__Directive__
Copy out all lines where "году" appears.

(Dataset rows)
((

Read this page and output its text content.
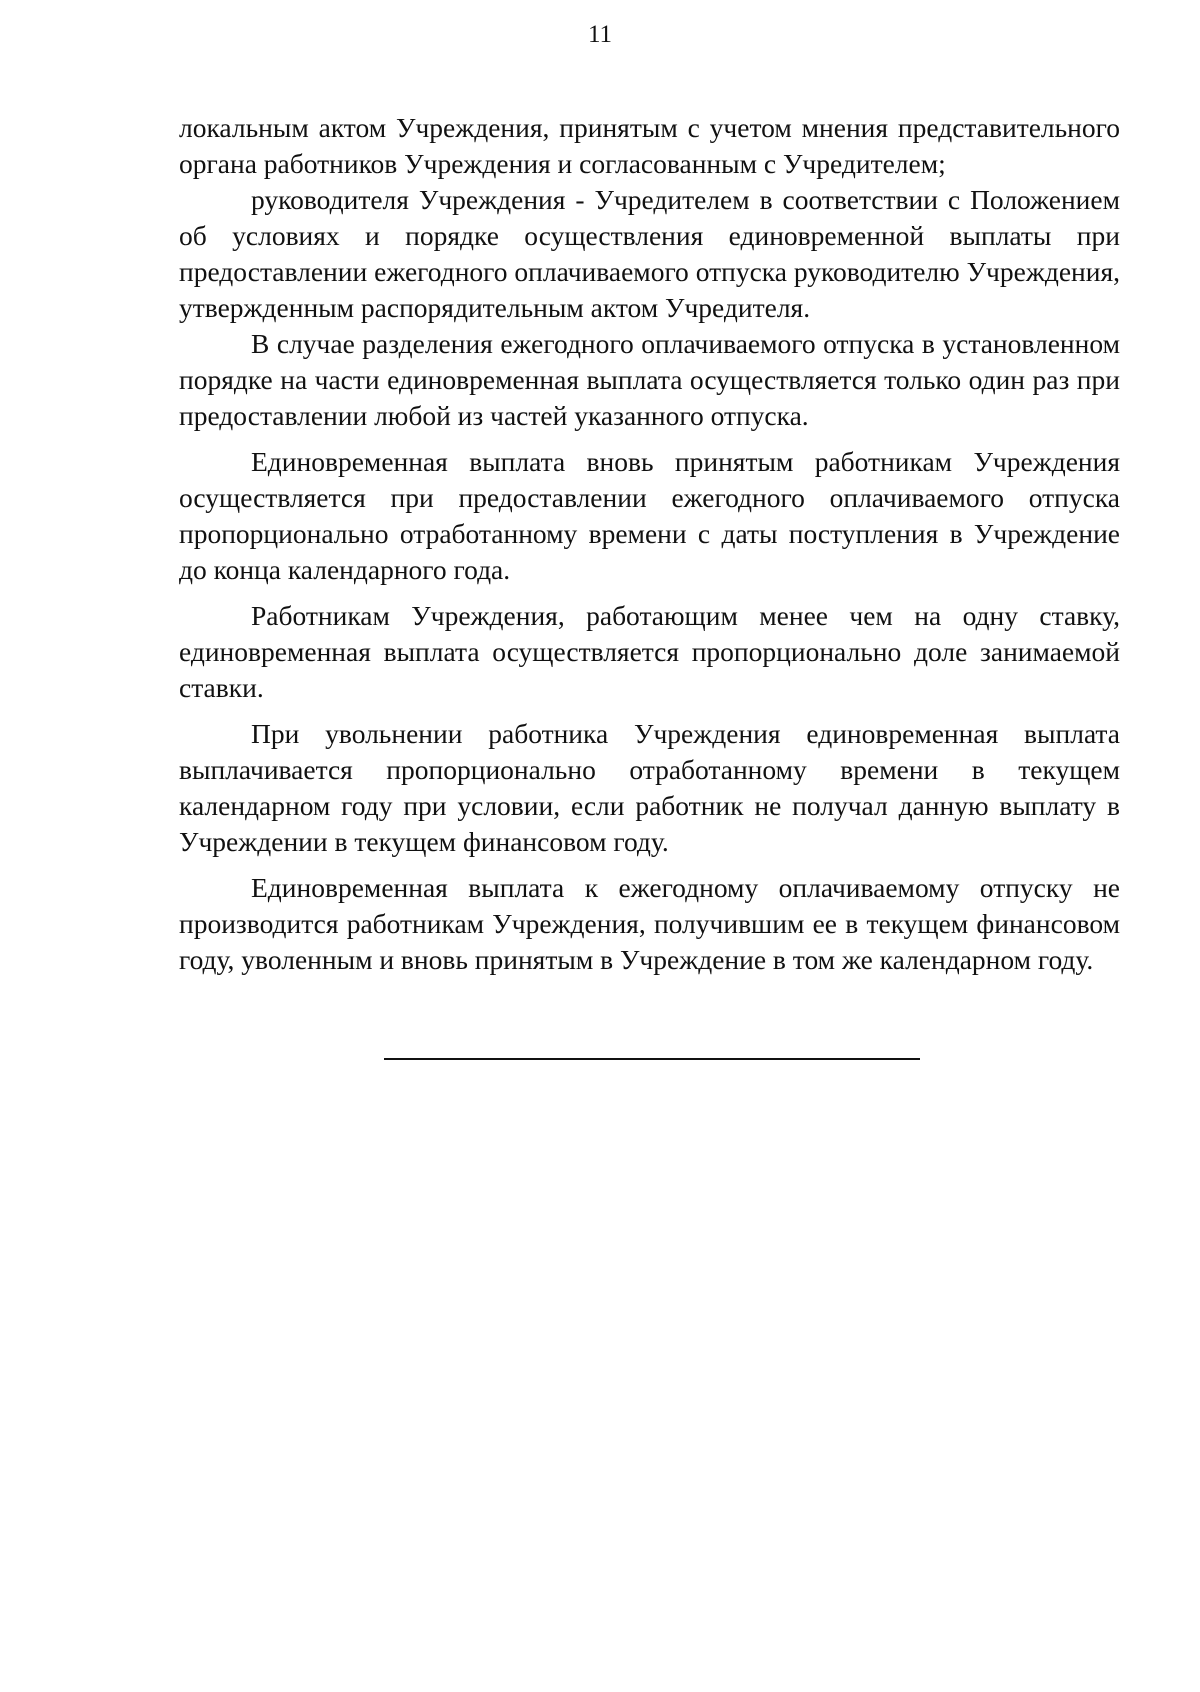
11

локальным актом Учреждения, принятым с учетом мнения представительного органа работников Учреждения и согласованным с Учредителем;

руководителя Учреждения - Учредителем в соответствии с Положением об условиях и порядке осуществления единовременной выплаты при предоставлении ежегодного оплачиваемого отпуска руководителю Учреждения, утвержденным распорядительным актом Учредителя.

В случае разделения ежегодного оплачиваемого отпуска в установленном порядке на части единовременная выплата осуществляется только один раз при предоставлении любой из частей указанного отпуска.

Единовременная выплата вновь принятым работникам Учреждения осуществляется при предоставлении ежегодного оплачиваемого отпуска пропорционально отработанному времени с даты поступления в Учреждение до конца календарного года.

Работникам Учреждения, работающим менее чем на одну ставку, единовременная выплата осуществляется пропорционально доле занимаемой ставки.

При увольнении работника Учреждения единовременная выплата выплачивается пропорционально отработанному времени в текущем календарном году при условии, если работник не получал данную выплату в Учреждении в текущем финансовом году.

Единовременная выплата к ежегодному оплачиваемому отпуску не производится работникам Учреждения, получившим ее в текущем финансовом году, уволенным и вновь принятым в Учреждение в том же календарном году.
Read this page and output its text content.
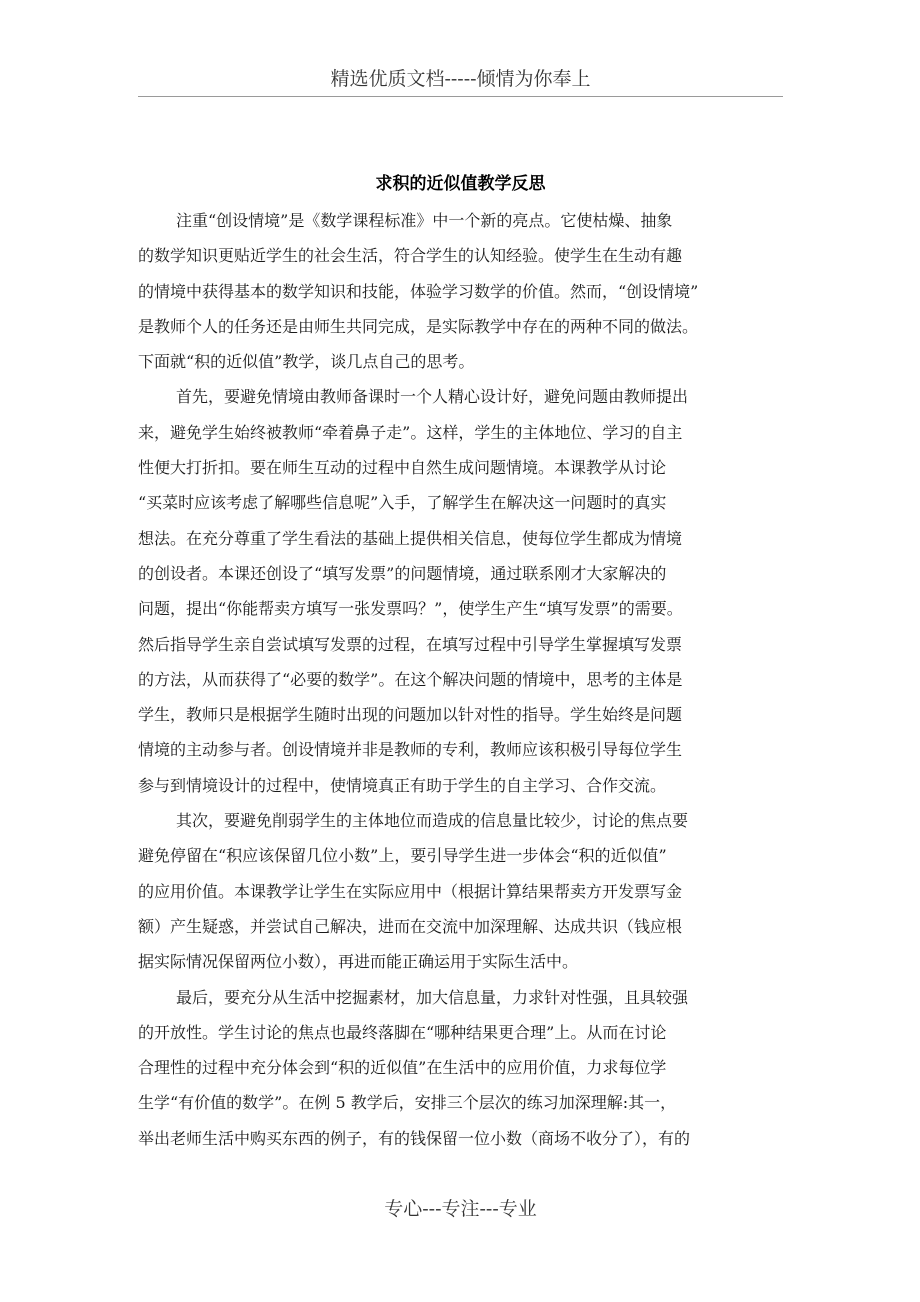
精选优质文档-----倾情为你奉上
求积的近似值教学反思
注重“创设情境”是《数学课程标准》中一个新的亮点。它使枯燥、抽象
的数学知识更贴近学生的社会生活，符合学生的认知经验。使学生在生动有趣
的情境中获得基本的数学知识和技能，体验学习数学的价值。然而，“创设情境”
是教师个人的任务还是由师生共同完成，是实际教学中存在的两种不同的做法。
下面就“积的近似值”教学，谈几点自己的思考。
首先，要避免情境由教师备课时一个人精心设计好，避免问题由教师提出
来，避免学生始终被教师“牵着鼻子走”。这样，学生的主体地位、学习的自主
性便大打折扣。要在师生互动的过程中自然生成问题情境。本课教学从讨论
“买菜时应该考虑了解哪些信息呢”入手，了解学生在解决这一问题时的真实
想法。在充分尊重了学生看法的基础上提供相关信息，使每位学生都成为情境
的创设者。本课还创设了“填写发票”的问题情境，通过联系刚才大家解决的
问题，提出“你能帮卖方填写一张发票吗？”，使学生产生“填写发票”的需要。
然后指导学生亲自尝试填写发票的过程，在填写过程中引导学生掌握填写发票
的方法，从而获得了“必要的数学”。在这个解决问题的情境中，思考的主体是
学生，教师只是根据学生随时出现的问题加以针对性的指导。学生始终是问题
情境的主动参与者。创设情境并非是教师的专利，教师应该积极引导每位学生
参与到情境设计的过程中，使情境真正有助于学生的自主学习、合作交流。
其次，要避免削弱学生的主体地位而造成的信息量比较少，讨论的焦点要
避免停留在“积应该保留几位小数”上，要引导学生进一步体会“积的近似值”
的应用价值。本课教学让学生在实际应用中（根据计算结果帮卖方开发票写金
额）产生疑惑，并尝试自己解决，进而在交流中加深理解、达成共识（钱应根
据实际情况保留两位小数），再进而能正确运用于实际生活中。
最后，要充分从生活中挖掘素材，加大信息量，力求针对性强，且具较强
的开放性。学生讨论的焦点也最终落脚在“哪种结果更合理”上。从而在讨论
合理性的过程中充分体会到“积的近似值”在生活中的应用价值，力求每位学
生学“有价值的数学”。在例 5 教学后，安排三个层次的练习加深理解:其一，
举出老师生活中购买东西的例子，有的钱保留一位小数（商场不收分了），有的
专心---专注---专业
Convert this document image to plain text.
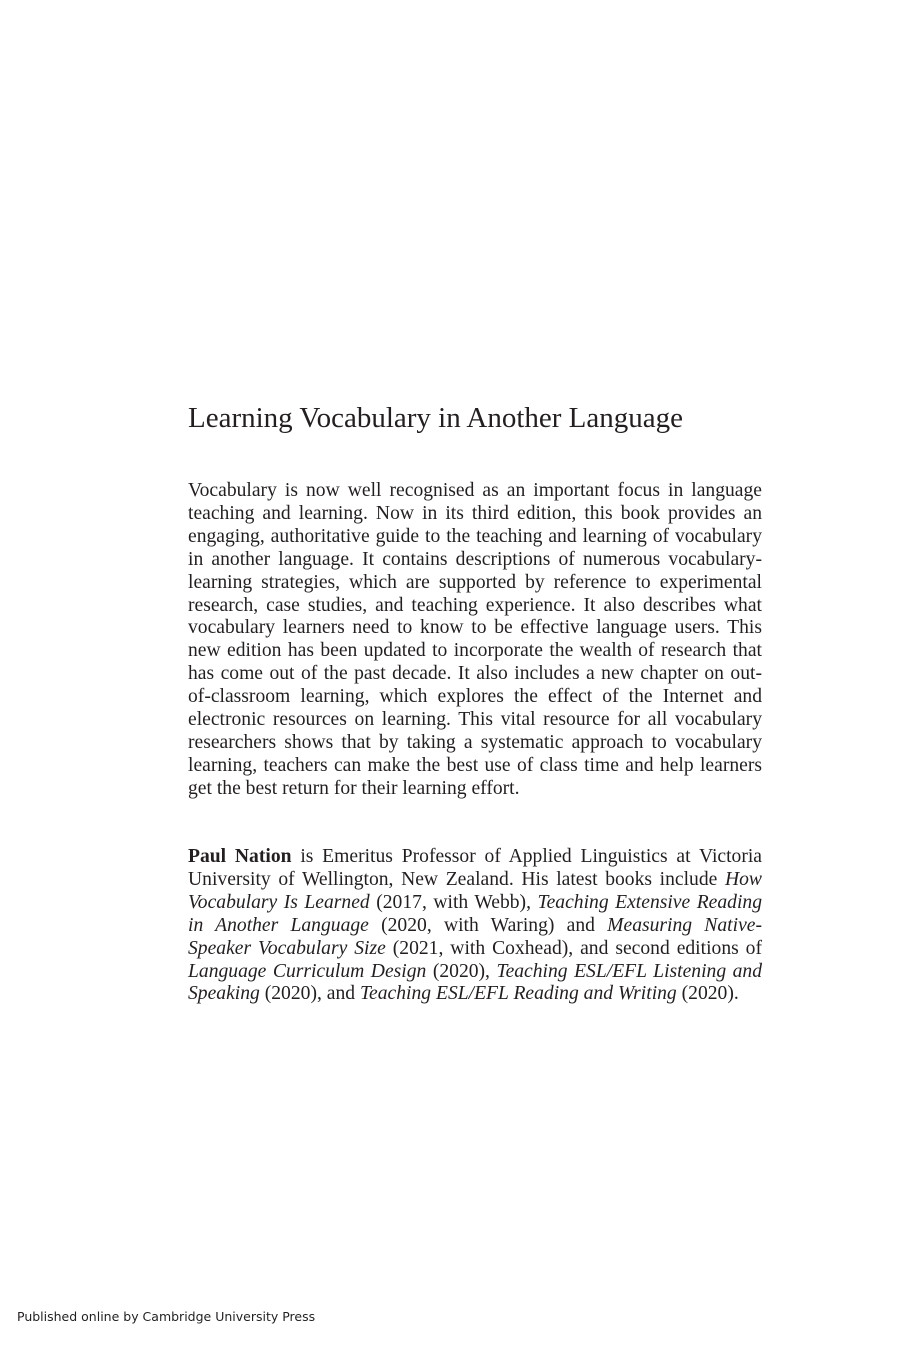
Learning Vocabulary in Another Language

Vocabulary is now well recognised as an important focus in language teaching and learning. Now in its third edition, this book provides an engaging, authoritative guide to the teaching and learning of vocabulary in another language. It contains descriptions of numerous vocabulary-learning strategies, which are supported by reference to experimental research, case studies, and teaching experience. It also describes what vocabulary learners need to know to be effective language users. This new edition has been updated to incorporate the wealth of research that has come out of the past decade. It also includes a new chapter on out-of-classroom learning, which explores the effect of the Internet and electronic resources on learning. This vital resource for all vocabulary researchers shows that by taking a systematic approach to vocabulary learning, teachers can make the best use of class time and help learners get the best return for their learning effort.

Paul Nation is Emeritus Professor of Applied Linguistics at Victoria University of Wellington, New Zealand. His latest books include How Vocabulary Is Learned (2017, with Webb), Teaching Extensive Reading in Another Language (2020, with Waring) and Measuring Native-Speaker Vocabulary Size (2021, with Coxhead), and second editions of Language Curriculum Design (2020), Teaching ESL/EFL Listening and Speaking (2020), and Teaching ESL/EFL Reading and Writing (2020).

Published online by Cambridge University Press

))

__Full solution__
При увольнении работника Учреждения единовременная выплата выплачивается пропорционально отработанному времени в текущем календарном году при условии, если работник не получал данную выплату в Учреждении в текущем финансовом году.
Единовременная выплата к ежегодному оплачиваемому отпуску не производится работникам Учреждения, получившим ее в текущем финансовом году, уволенным и вновь принятым в Учреждение в том же календарном году.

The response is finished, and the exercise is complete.